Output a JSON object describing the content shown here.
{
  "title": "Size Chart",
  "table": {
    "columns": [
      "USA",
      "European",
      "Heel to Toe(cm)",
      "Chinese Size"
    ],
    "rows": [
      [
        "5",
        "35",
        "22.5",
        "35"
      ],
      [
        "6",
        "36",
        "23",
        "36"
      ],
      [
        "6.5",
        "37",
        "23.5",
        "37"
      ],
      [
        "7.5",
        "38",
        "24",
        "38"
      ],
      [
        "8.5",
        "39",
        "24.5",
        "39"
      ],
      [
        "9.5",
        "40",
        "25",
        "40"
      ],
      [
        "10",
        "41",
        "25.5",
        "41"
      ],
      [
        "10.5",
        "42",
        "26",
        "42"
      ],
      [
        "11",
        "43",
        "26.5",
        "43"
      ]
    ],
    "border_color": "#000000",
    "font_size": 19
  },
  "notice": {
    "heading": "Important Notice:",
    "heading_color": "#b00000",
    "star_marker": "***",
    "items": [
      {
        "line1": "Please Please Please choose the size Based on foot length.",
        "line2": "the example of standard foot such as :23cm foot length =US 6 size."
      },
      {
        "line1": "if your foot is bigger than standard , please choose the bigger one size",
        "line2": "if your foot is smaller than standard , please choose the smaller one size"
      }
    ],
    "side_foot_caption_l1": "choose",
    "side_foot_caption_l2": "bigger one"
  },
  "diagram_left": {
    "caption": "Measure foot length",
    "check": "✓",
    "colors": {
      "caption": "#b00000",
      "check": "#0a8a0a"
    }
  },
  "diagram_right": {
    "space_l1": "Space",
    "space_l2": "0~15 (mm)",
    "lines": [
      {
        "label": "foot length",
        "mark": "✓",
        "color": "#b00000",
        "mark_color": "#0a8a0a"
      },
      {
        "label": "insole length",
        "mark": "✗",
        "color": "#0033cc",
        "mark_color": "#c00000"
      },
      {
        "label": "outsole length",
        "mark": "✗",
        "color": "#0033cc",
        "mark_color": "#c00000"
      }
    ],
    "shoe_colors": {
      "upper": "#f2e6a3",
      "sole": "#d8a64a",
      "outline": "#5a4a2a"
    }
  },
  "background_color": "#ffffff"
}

AIM -> Repeat all of the records above exactly as written.

WORKED ANSWER ->
Output a JSON object describing the content shown here.
{
  "title": "Size Chart",
  "table": {
    "columns": [
      "USA",
      "European",
      "Heel to Toe(cm)",
      "Chinese Size"
    ],
    "rows": [
      [
        "5",
        "35",
        "22.5",
        "35"
      ],
      [
        "6",
        "36",
        "23",
        "36"
      ],
      [
        "6.5",
        "37",
        "23.5",
        "37"
      ],
      [
        "7.5",
        "38",
        "24",
        "38"
      ],
      [
        "8.5",
        "39",
        "24.5",
        "39"
      ],
      [
        "9.5",
        "40",
        "25",
        "40"
      ],
      [
        "10",
        "41",
        "25.5",
        "41"
      ],
      [
        "10.5",
        "42",
        "26",
        "42"
      ],
      [
        "11",
        "43",
        "26.5",
        "43"
      ]
    ],
    "border_color": "#000000",
    "font_size": 19
  },
  "notice": {
    "heading": "Important Notice:",
    "heading_color": "#b00000",
    "star_marker": "***",
    "items": [
      {
        "line1": "Please Please Please choose the size Based on foot length.",
        "line2": "the example of standard foot such as :23cm foot length =US 6 size."
      },
      {
        "line1": "if your foot is bigger than standard , please choose the bigger one size",
        "line2": "if your foot is smaller than standard , please choose the smaller one size"
      }
    ],
    "side_foot_caption_l1": "choose",
    "side_foot_caption_l2": "bigger one"
  },
  "diagram_left": {
    "caption": "Measure foot length",
    "check": "✓",
    "colors": {
      "caption": "#b00000",
      "check": "#0a8a0a"
    }
  },
  "diagram_right": {
    "space_l1": "Space",
    "space_l2": "0~15 (mm)",
    "lines": [
      {
        "label": "foot length",
        "mark": "✓",
        "color": "#b00000",
        "mark_color": "#0a8a0a"
      },
      {
        "label": "insole length",
        "mark": "✗",
        "color": "#0033cc",
        "mark_color": "#c00000"
      },
      {
        "label": "outsole length",
        "mark": "✗",
        "color": "#0033cc",
        "mark_color": "#c00000"
      }
    ],
    "shoe_colors": {
      "upper": "#f2e6a3",
      "sole": "#d8a64a",
      "outline": "#5a4a2a"
    }
  },
  "background_color": "#ffffff"
}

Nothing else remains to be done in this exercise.